▶ Task prompt: Retype the whole listing verbatim and keep the pictures out of it.

▶ Entries from a dataset:
● ● ● ●
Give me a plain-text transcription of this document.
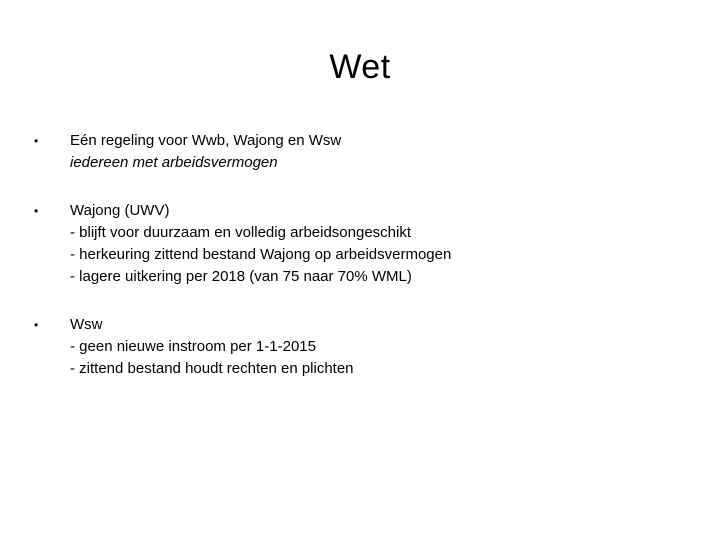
Wet
•	Eén regeling voor Wwb, Wajong en Wsw
iedereen met arbeidsvermogen
•	Wajong (UWV)
- blijft voor duurzaam en volledig arbeidsongeschikt
- herkeuring zittend bestand Wajong op arbeidsvermogen
- lagere uitkering per 2018 (van 75 naar 70% WML)
•	Wsw
- geen nieuwe instroom per 1-1-2015
- zittend bestand houdt rechten en plichten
● ● ● ●
▶ Worked solution:
Give me a plain-text transcription of this document.
Wet
•	Eén regeling voor Wwb, Wajong en Wsw
iedereen met arbeidsvermogen
•	Wajong (UWV)
- blijft voor duurzaam en volledig arbeidsongeschikt
- herkeuring zittend bestand Wajong op arbeidsvermogen
- lagere uitkering per 2018 (van 75 naar 70% WML)
•	Wsw
- geen nieuwe instroom per 1-1-2015
- zittend bestand houdt rechten en plichten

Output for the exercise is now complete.